▶ [課題の指示]:
ソーシャルスキルと学校適応に関する発表要旨のうち、「2019年9月14日(土) 15:30 〜」から「粕谷貴志2 (1.長崎外国語大学, 2.奈良教育大学)」までを一字も変えずに書き写すこと。

日本教育心理学会第61回総会

講演情報

ポスター発表

[PC] ポスター発表 PC(01-66)

2019年9月14日(土) 15:30 〜 17:30 3号館 1階 (カフェテリア)

在席責任時間
奇数番号15:30~16:30
偶数番号16:30~17:30

[PC52] ソーシャルスキルが学校適応を促進するプロセスについての一検討

藤原和政1, 粕谷貴志2 (1.長崎外国語大学, 2.奈良教育大学)

キーワード:ソーシャルスキル、学校適応、縦断研究

問題と目的
 ソーシャルスキルは学校適応を促進する,という仮説を支持する研究知見が多数報告されている(例えば,河村, 2003など)。そして,大対・大竹・松見 (2007)が示したモデルを参照すると,ソーシャルスキルなどの行動的機能は,友人との関係などの社会的機能,学習意欲などの学業的機能を媒介して学校適応を促進させる可能性もあると考えられる。このことについては,先行研究でも検討されているが (例えば,石川・山下・佐藤, 2007),より頑健な知見とするためには,より長いインターバルを設定した縦断的検討を行う必要があると考えられる。

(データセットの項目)

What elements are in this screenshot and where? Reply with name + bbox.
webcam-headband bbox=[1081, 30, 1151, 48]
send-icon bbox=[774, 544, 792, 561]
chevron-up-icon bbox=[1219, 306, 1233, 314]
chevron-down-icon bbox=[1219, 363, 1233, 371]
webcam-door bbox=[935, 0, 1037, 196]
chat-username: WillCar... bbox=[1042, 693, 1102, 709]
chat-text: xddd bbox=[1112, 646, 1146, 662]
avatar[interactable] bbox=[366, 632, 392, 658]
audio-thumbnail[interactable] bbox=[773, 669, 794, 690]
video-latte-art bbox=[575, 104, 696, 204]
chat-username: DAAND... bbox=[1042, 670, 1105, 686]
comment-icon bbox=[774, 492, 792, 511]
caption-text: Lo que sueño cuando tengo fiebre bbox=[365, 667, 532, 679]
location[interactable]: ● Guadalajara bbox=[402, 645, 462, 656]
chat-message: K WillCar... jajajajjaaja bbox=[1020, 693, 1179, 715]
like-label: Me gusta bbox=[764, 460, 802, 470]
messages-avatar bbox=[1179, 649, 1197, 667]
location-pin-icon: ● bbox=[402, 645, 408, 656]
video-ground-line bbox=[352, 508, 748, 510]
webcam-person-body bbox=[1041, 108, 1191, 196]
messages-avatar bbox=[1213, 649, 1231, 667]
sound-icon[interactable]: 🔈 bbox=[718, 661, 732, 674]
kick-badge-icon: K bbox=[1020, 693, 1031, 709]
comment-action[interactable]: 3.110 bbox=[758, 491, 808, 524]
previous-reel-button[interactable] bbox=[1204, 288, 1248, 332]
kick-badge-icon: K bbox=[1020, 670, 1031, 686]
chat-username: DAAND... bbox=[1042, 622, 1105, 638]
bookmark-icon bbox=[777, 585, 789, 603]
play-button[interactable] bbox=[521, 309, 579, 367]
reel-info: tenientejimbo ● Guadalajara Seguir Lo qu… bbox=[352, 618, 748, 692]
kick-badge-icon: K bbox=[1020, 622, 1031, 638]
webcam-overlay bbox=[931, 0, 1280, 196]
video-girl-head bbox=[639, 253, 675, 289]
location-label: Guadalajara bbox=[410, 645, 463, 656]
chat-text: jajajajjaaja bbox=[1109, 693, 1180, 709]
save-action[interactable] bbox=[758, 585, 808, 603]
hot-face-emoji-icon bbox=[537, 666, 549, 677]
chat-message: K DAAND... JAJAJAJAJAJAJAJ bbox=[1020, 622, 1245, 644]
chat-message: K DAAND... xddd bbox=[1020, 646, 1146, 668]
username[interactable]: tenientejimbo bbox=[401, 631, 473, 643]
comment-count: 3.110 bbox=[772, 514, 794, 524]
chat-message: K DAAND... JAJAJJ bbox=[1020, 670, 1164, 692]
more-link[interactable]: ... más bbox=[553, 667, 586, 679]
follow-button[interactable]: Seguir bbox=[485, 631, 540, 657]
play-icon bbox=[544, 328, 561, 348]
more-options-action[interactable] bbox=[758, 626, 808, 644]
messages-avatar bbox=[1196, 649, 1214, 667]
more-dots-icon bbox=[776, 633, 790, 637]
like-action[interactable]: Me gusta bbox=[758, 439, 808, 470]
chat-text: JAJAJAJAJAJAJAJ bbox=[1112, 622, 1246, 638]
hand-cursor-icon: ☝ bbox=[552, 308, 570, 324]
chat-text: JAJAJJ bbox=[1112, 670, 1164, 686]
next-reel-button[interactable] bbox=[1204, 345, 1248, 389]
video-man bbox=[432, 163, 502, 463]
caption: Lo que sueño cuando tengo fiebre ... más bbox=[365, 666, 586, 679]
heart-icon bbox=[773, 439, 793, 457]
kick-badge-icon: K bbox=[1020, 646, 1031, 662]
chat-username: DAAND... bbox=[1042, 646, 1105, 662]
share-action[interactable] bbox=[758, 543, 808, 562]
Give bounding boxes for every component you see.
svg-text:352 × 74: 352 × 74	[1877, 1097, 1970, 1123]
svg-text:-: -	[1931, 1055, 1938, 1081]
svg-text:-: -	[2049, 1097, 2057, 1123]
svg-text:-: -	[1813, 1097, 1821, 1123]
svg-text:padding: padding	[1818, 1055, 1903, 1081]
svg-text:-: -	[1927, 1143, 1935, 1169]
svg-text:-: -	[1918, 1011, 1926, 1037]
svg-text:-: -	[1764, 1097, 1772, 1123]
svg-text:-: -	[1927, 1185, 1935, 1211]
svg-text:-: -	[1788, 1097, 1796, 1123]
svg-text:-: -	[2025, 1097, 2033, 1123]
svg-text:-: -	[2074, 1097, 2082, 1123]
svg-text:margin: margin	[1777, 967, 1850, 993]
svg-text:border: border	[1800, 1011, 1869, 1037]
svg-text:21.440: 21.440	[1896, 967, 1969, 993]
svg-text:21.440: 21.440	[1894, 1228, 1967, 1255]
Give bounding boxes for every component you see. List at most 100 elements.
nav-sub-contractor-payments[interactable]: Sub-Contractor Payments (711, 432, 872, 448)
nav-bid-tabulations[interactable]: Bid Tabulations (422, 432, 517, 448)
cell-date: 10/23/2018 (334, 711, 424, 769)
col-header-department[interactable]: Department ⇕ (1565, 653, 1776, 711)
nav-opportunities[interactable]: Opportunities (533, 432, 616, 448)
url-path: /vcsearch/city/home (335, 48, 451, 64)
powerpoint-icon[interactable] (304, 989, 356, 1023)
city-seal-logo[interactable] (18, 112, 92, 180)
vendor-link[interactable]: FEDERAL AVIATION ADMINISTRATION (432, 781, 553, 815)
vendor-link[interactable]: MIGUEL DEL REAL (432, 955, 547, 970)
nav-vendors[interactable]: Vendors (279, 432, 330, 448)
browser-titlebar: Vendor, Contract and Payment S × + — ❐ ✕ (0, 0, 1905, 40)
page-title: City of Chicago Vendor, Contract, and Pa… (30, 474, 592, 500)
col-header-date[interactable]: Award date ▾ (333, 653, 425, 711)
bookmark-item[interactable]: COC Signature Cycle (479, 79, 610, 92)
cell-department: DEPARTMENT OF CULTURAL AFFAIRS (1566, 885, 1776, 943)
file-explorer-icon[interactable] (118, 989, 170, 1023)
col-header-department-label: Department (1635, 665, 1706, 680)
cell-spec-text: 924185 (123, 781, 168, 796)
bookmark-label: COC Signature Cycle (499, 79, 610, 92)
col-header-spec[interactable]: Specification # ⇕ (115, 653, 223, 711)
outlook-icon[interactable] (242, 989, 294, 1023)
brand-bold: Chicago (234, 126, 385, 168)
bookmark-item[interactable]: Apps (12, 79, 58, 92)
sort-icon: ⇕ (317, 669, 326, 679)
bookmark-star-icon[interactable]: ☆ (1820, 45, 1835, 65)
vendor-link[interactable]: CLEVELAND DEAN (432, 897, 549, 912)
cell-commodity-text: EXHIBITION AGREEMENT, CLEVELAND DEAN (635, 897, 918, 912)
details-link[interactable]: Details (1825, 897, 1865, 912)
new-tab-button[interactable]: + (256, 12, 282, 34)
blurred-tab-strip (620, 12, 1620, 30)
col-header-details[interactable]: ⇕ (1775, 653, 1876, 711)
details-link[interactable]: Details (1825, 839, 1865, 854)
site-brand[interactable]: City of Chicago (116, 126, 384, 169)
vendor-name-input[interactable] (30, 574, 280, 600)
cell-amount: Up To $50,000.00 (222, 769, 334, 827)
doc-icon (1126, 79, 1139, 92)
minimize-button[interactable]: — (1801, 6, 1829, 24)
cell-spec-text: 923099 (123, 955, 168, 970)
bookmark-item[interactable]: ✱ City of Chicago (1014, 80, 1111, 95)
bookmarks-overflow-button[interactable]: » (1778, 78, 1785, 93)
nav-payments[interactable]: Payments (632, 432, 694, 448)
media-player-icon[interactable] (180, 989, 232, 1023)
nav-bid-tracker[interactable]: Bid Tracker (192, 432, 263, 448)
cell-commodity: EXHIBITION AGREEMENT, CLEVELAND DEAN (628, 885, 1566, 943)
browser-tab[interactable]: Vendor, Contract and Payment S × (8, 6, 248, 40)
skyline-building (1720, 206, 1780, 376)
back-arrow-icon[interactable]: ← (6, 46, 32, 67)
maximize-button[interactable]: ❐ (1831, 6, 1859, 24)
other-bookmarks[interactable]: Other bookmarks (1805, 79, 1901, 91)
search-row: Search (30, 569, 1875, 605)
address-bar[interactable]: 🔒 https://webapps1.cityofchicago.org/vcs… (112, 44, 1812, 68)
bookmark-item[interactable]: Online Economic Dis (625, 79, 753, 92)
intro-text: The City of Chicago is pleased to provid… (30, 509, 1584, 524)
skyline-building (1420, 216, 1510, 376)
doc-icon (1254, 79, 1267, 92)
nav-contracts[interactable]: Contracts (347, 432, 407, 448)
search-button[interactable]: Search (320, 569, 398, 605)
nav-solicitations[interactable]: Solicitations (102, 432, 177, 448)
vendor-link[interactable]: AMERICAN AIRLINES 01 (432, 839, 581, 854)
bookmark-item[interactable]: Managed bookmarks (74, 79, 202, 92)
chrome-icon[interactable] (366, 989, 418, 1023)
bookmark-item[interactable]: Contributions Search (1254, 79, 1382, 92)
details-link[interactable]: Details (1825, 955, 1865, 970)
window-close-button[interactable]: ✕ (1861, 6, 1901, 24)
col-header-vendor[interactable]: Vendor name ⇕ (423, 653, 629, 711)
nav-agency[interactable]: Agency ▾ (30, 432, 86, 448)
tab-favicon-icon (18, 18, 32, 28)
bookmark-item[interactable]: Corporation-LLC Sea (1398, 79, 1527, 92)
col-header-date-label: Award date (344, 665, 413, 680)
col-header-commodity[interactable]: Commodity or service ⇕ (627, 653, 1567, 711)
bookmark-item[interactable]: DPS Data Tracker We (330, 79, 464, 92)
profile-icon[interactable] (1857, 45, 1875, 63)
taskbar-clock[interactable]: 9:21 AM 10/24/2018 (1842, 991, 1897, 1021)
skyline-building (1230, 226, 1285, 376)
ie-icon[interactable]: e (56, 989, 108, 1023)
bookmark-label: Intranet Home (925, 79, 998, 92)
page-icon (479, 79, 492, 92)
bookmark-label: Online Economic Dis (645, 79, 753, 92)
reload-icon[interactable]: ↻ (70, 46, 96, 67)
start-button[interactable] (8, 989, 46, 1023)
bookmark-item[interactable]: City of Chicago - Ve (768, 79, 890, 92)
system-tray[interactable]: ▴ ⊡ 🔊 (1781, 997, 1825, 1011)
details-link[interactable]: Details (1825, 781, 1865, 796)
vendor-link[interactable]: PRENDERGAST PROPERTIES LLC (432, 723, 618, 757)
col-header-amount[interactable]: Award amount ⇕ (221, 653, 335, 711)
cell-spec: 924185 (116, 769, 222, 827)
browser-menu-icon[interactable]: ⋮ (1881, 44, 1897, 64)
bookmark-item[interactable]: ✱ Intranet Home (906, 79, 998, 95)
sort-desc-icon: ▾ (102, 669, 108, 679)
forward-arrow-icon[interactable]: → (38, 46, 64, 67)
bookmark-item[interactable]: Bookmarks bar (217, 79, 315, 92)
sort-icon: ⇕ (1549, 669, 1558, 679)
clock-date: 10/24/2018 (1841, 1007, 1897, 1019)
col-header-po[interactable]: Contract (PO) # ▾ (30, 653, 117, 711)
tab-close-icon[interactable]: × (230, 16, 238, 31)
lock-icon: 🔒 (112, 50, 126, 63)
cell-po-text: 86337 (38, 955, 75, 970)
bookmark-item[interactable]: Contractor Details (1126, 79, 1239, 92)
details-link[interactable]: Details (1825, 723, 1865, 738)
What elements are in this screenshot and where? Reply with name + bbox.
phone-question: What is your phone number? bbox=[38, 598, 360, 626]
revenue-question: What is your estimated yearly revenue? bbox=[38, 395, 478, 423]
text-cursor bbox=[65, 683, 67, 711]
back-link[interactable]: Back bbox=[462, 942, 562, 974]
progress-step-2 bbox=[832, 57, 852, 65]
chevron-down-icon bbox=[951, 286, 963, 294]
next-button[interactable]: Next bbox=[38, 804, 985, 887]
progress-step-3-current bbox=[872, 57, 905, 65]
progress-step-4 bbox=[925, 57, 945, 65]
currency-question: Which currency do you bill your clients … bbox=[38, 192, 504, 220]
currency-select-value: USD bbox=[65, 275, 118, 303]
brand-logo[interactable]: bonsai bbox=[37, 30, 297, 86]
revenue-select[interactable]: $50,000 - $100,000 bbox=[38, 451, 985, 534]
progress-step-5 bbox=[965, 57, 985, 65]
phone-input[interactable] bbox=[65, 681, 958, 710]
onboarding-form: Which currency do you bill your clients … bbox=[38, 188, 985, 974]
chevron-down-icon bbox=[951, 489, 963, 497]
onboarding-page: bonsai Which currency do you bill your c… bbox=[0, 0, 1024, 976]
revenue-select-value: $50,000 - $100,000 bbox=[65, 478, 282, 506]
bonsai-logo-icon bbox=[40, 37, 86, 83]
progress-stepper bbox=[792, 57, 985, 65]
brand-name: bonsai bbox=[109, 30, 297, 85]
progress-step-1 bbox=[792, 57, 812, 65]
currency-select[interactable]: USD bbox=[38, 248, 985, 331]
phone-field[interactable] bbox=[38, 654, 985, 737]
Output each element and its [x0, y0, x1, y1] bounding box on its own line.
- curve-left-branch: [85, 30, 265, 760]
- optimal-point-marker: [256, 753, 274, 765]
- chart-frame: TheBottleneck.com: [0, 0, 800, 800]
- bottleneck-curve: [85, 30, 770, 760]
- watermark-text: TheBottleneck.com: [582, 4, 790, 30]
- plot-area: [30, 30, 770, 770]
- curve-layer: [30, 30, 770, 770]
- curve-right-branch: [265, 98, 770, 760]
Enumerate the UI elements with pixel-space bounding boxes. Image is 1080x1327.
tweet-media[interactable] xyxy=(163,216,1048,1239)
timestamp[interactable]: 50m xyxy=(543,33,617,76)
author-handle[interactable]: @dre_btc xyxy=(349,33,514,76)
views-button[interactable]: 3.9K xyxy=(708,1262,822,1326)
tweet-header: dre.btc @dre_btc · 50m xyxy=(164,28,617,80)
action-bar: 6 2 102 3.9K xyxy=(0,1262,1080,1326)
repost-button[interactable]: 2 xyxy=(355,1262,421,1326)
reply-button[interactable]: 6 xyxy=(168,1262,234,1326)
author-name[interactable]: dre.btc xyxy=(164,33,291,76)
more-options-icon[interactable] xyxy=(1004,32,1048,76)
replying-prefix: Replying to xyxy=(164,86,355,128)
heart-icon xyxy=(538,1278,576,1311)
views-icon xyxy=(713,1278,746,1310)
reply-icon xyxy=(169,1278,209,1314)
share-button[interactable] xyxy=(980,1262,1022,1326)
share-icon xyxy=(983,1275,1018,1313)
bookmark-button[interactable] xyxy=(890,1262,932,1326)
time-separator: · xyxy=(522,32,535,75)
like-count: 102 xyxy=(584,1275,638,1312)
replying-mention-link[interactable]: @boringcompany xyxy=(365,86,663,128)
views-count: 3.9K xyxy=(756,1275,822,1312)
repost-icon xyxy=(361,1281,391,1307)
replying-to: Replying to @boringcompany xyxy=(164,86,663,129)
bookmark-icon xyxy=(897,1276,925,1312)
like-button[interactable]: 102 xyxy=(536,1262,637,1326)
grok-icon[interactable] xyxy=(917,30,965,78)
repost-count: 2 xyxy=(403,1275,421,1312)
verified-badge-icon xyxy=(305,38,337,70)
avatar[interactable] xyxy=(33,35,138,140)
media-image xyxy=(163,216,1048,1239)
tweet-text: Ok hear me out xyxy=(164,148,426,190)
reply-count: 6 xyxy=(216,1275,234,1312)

▶ [課題の解答]:
2019年9月14日(土) 15:30 〜 17:30 3号館 1階 (カフェテリア)

在席責任時間
奇数番号15:30~16:30
偶数番号16:30~17:30

[PC52] ソーシャルスキルが学校適応を促進するプロセスについての一検討

藤原和政1, 粕谷貴志2 (1.長崎外国語大学, 2.奈良教育大学)